* **WORK TO COMPLETE**: Where a line in the listing contains the string "JSON", copy that line out.

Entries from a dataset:
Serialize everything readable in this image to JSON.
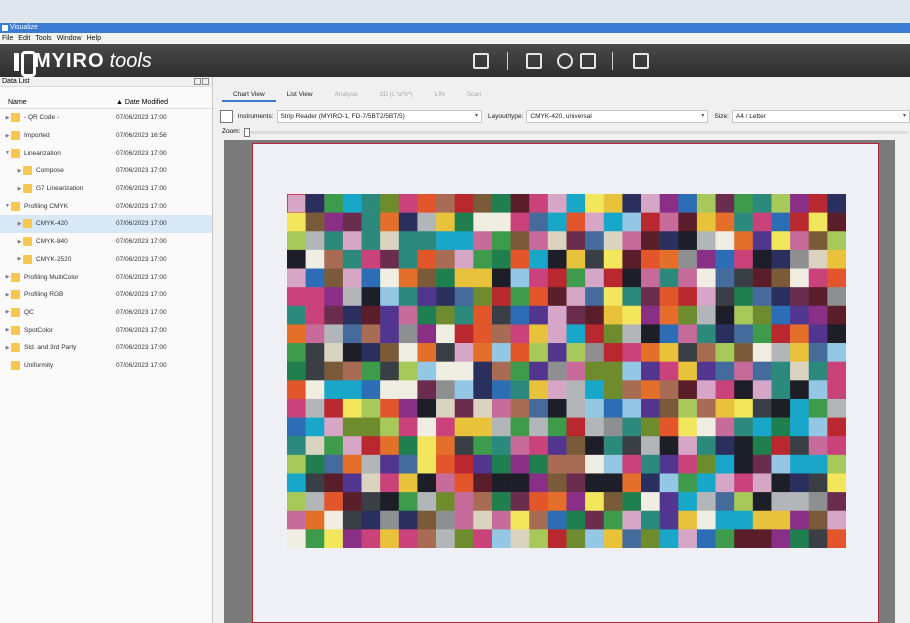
{
  "window": {
    "title": "Visualize"
  },
  "menu": [
    "File",
    "Edit",
    "Tools",
    "Window",
    "Help"
  ],
  "brand": {
    "name": "MYIRO",
    "suffix": "tools"
  },
  "data_list": {
    "title": "Data List",
    "columns": {
      "name": "Name",
      "date": "Date Modified"
    },
    "items": [
      {
        "name": "- QR Code -",
        "date": "07/06/2023 17:00",
        "indent": 0,
        "expanded": false
      },
      {
        "name": "Imported",
        "date": "07/06/2023 16:56",
        "indent": 0,
        "expanded": false
      },
      {
        "name": "Linearization",
        "date": "07/06/2023 17:00",
        "indent": 0,
        "expanded": true
      },
      {
        "name": "Compose",
        "date": "07/06/2023 17:00",
        "indent": 1,
        "expanded": false
      },
      {
        "name": "G7 Linearization",
        "date": "07/06/2023 17:00",
        "indent": 1,
        "expanded": false
      },
      {
        "name": "Profiling CMYK",
        "date": "07/06/2023 17:00",
        "indent": 0,
        "expanded": true
      },
      {
        "name": "CMYK-420",
        "date": "07/06/2023 17:00",
        "indent": 1,
        "expanded": false,
        "selected": true
      },
      {
        "name": "CMYK-840",
        "date": "07/06/2023 17:00",
        "indent": 1,
        "expanded": false
      },
      {
        "name": "CMYK-2520",
        "date": "07/06/2023 17:00",
        "indent": 1,
        "expanded": false
      },
      {
        "name": "Profiling MultiColor",
        "date": "07/06/2023 17:00",
        "indent": 0,
        "expanded": false
      },
      {
        "name": "Profiling RGB",
        "date": "07/06/2023 17:00",
        "indent": 0,
        "expanded": false
      },
      {
        "name": "QC",
        "date": "07/06/2023 17:00",
        "indent": 0,
        "expanded": false
      },
      {
        "name": "SpotColor",
        "date": "07/06/2023 17:00",
        "indent": 0,
        "expanded": false
      },
      {
        "name": "Std. and 3rd Party",
        "date": "07/06/2023 17:00",
        "indent": 0,
        "expanded": false
      },
      {
        "name": "Uniformity",
        "date": "07/06/2023 17:00",
        "indent": 0,
        "leaf": true
      }
    ]
  },
  "tabs": [
    {
      "label": "Chart View",
      "active": true
    },
    {
      "label": "List View",
      "active": false,
      "enabled": true
    },
    {
      "label": "Analyse",
      "enabled": false
    },
    {
      "label": "2D (L*a*b*)",
      "enabled": false
    },
    {
      "label": "LIN",
      "enabled": false
    },
    {
      "label": "Scan",
      "enabled": false
    }
  ],
  "controls": {
    "instruments_label": "Instruments:",
    "instruments_value": "Strip Reader (MYIRO-1, FD-7/5BT2/5BT/5)",
    "layout_label": "Layout/type:",
    "layout_value": "CMYK-420, universal",
    "size_label": "Size:",
    "size_value": "A4 / Letter",
    "zoom_label": "Zoom:"
  },
  "colors": {
    "accent": "#3a7bd5",
    "brand_bg": "#333333",
    "folder": "#f6c852",
    "page_border": "#b82232"
  },
  "chart_grid": {
    "columns": 30,
    "rows": 19
  }
}
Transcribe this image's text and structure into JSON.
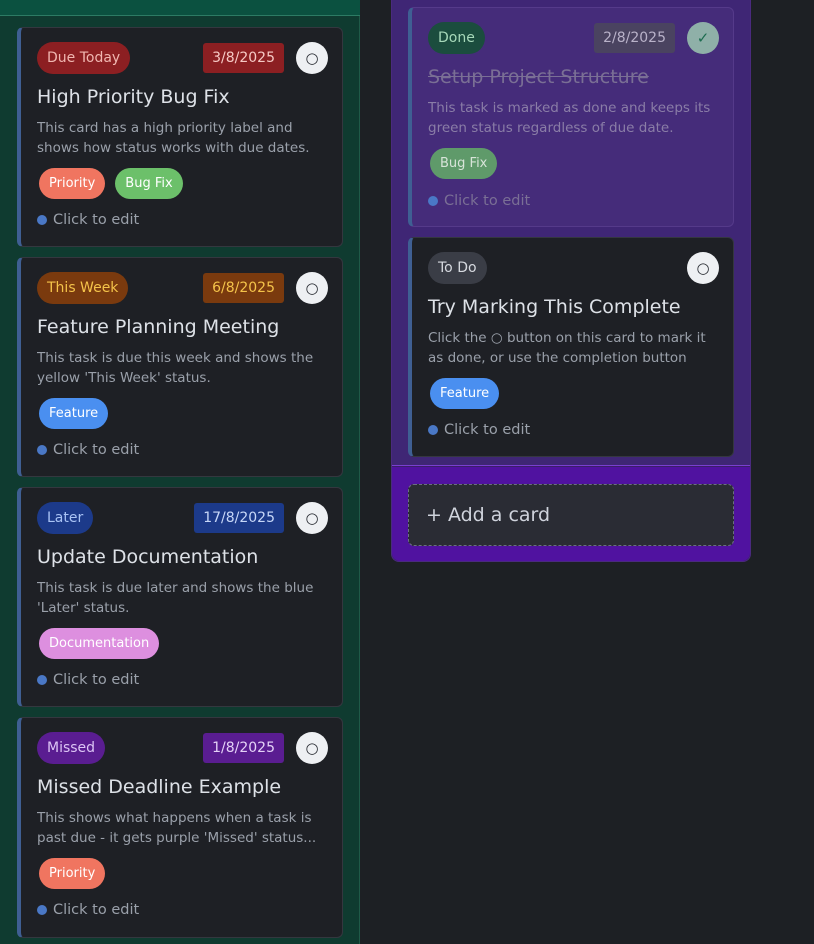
{
  "columns": {
    "left": {
      "cards": [
        {
          "status": "Due Today",
          "date": "3/8/2025",
          "title": "High Priority Bug Fix",
          "description": "This card has a high priority label and shows how status works with due dates.",
          "tags": [
            "Priority",
            "Bug Fix"
          ],
          "edit_label": "Click to edit",
          "check_glyph": "○"
        },
        {
          "status": "This Week",
          "date": "6/8/2025",
          "title": "Feature Planning Meeting",
          "description": "This task is due this week and shows the yellow 'This Week' status.",
          "tags": [
            "Feature"
          ],
          "edit_label": "Click to edit",
          "check_glyph": "○"
        },
        {
          "status": "Later",
          "date": "17/8/2025",
          "title": "Update Documentation",
          "description": "This task is due later and shows the blue 'Later' status.",
          "tags": [
            "Documentation"
          ],
          "edit_label": "Click to edit",
          "check_glyph": "○"
        },
        {
          "status": "Missed",
          "date": "1/8/2025",
          "title": "Missed Deadline Example",
          "description": "This shows what happens when a task is past due - it gets purple 'Missed' status...",
          "tags": [
            "Priority"
          ],
          "edit_label": "Click to edit",
          "check_glyph": "○"
        }
      ]
    },
    "right": {
      "cards": [
        {
          "status": "Done",
          "date": "2/8/2025",
          "title": "Setup Project Structure",
          "description": "This task is marked as done and keeps its green status regardless of due date. Notic...",
          "tags": [
            "Bug Fix"
          ],
          "edit_label": "Click to edit",
          "check_glyph": "✓"
        },
        {
          "status": "To Do",
          "title": "Try Marking This Complete",
          "description": "Click the ○ button on this card to mark it as done, or use the completion button in...",
          "tags": [
            "Feature"
          ],
          "edit_label": "Click to edit",
          "check_glyph": "○"
        }
      ],
      "add_card_label": "+ Add a card"
    }
  },
  "colors": {
    "due_today": "#8c1f22",
    "this_week": "#7a3a0e",
    "later": "#1c3a8a",
    "missed": "#5a1d91",
    "done_status": "#1b4d3e",
    "todo_status": "#3a3d46",
    "tag_priority": "#f07560",
    "tag_bugfix": "#6cc06a",
    "tag_feature": "#4a8ff0",
    "tag_documentation": "#dd8fdf"
  }
}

* **SOLUTION TO THE PROBLEM**:
Serialize everything readable in this image to JSON.
Transcribe this image's text and structure into JSON.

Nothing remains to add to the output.